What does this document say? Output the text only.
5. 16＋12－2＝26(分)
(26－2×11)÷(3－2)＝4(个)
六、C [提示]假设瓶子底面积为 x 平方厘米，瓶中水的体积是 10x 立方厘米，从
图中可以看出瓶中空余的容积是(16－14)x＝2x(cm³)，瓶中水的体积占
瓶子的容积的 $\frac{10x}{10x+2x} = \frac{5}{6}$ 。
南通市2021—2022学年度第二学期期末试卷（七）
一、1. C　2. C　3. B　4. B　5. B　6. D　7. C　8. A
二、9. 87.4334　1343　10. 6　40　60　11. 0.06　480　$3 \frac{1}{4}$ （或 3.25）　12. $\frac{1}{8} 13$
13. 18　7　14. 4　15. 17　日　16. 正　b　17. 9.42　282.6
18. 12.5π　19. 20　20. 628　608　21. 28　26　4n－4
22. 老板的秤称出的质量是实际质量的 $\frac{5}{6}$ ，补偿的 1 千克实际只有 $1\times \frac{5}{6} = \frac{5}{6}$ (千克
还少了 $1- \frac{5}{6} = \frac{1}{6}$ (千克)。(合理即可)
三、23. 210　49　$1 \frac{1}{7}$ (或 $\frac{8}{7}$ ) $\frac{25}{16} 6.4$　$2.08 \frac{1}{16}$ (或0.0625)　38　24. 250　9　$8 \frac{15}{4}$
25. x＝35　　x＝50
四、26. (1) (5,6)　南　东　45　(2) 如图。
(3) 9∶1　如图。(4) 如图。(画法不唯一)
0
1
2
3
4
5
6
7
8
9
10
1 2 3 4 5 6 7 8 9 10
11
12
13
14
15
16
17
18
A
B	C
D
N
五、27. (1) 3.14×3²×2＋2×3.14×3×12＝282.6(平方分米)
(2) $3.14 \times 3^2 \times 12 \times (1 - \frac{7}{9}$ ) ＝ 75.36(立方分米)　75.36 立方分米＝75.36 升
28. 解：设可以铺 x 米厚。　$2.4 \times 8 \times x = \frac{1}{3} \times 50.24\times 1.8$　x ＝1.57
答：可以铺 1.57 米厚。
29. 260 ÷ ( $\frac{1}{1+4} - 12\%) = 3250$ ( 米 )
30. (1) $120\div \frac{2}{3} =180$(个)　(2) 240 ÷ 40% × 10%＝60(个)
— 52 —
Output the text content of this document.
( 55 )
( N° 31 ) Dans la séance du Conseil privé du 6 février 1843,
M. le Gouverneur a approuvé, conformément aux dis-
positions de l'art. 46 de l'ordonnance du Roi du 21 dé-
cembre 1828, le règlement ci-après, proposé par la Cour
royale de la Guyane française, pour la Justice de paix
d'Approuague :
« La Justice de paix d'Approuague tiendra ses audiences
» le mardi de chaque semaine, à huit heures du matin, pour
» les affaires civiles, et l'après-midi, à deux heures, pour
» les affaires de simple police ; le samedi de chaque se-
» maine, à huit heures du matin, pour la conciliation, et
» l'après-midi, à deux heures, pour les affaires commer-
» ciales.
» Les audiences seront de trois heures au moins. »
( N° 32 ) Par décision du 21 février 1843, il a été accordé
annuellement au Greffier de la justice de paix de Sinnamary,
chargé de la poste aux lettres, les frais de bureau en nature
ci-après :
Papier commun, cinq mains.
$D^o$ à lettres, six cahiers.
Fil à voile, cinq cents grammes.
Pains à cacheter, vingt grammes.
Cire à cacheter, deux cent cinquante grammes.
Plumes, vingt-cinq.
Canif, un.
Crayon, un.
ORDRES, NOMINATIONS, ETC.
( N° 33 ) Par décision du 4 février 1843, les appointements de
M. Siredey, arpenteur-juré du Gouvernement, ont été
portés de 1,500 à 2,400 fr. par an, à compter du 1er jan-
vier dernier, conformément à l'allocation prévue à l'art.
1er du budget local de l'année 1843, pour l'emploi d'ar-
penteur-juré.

═══

• Directions for this task: Provide all the records again, word for word.

• Solution for this task:
What does this document say? Output the text only.
5. 16＋12－2＝26(分)
(26－2×11)÷(3－2)＝4(个)
六、C [提示]假设瓶子底面积为 x 平方厘米，瓶中水的体积是 10x 立方厘米，从
图中可以看出瓶中空余的容积是(16－14)x＝2x(cm³)，瓶中水的体积占
瓶子的容积的 $\frac{10x}{10x+2x} = \frac{5}{6}$ 。
南通市2021—2022学年度第二学期期末试卷（七）
一、1. C　2. C　3. B　4. B　5. B　6. D　7. C　8. A
二、9. 87.4334　1343　10. 6　40　60　11. 0.06　480　$3 \frac{1}{4}$ （或 3.25）　12. $\frac{1}{8} 13$
13. 18　7　14. 4　15. 17　日　16. 正　b　17. 9.42　282.6
18. 12.5π　19. 20　20. 628　608　21. 28　26　4n－4
22. 老板的秤称出的质量是实际质量的 $\frac{5}{6}$ ，补偿的 1 千克实际只有 $1\times \frac{5}{6} = \frac{5}{6}$ (千克
还少了 $1- \frac{5}{6} = \frac{1}{6}$ (千克)。(合理即可)
三、23. 210　49　$1 \frac{1}{7}$ (或 $\frac{8}{7}$ ) $\frac{25}{16} 6.4$　$2.08 \frac{1}{16}$ (或0.0625)　38　24. 250　9　$8 \frac{15}{4}$
25. x＝35　　x＝50
四、26. (1) (5,6)　南　东　45　(2) 如图。
(3) 9∶1　如图。(4) 如图。(画法不唯一)
0
1
2
3
4
5
6
7
8
9
10
1 2 3 4 5 6 7 8 9 10
11
12
13
14
15
16
17
18
A
B	C
D
N
五、27. (1) 3.14×3²×2＋2×3.14×3×12＝282.6(平方分米)
(2) $3.14 \times 3^2 \times 12 \times (1 - \frac{7}{9}$ ) ＝ 75.36(立方分米)　75.36 立方分米＝75.36 升
28. 解：设可以铺 x 米厚。　$2.4 \times 8 \times x = \frac{1}{3} \times 50.24\times 1.8$　x ＝1.57
答：可以铺 1.57 米厚。
29. 260 ÷ ( $\frac{1}{1+4} - 12\%) = 3250$ ( 米 )
30. (1) $120\div \frac{2}{3} =180$(个)　(2) 240 ÷ 40% × 10%＝60(个)
— 52 —
Output the text content of this document.
( 55 )
( N° 31 ) Dans la séance du Conseil privé du 6 février 1843,
M. le Gouverneur a approuvé, conformément aux dis-
positions de l'art. 46 de l'ordonnance du Roi du 21 dé-
cembre 1828, le règlement ci-après, proposé par la Cour
royale de la Guyane française, pour la Justice de paix
d'Approuague :
« La Justice de paix d'Approuague tiendra ses audiences
» le mardi de chaque semaine, à huit heures du matin, pour
» les affaires civiles, et l'après-midi, à deux heures, pour
» les affaires de simple police ; le samedi de chaque se-
» maine, à huit heures du matin, pour la conciliation, et
» l'après-midi, à deux heures, pour les affaires commer-
» ciales.
» Les audiences seront de trois heures au moins. »
( N° 32 ) Par décision du 21 février 1843, il a été accordé
annuellement au Greffier de la justice de paix de Sinnamary,
chargé de la poste aux lettres, les frais de bureau en nature
ci-après :
Papier commun, cinq mains.
$D^o$ à lettres, six cahiers.
Fil à voile, cinq cents grammes.
Pains à cacheter, vingt grammes.
Cire à cacheter, deux cent cinquante grammes.
Plumes, vingt-cinq.
Canif, un.
Crayon, un.
ORDRES, NOMINATIONS, ETC.
( N° 33 ) Par décision du 4 février 1843, les appointements de
M. Siredey, arpenteur-juré du Gouvernement, ont été
portés de 1,500 à 2,400 fr. par an, à compter du 1er jan-
vier dernier, conformément à l'allocation prévue à l'art.
1er du budget local de l'année 1843, pour l'emploi d'ar-
penteur-juré.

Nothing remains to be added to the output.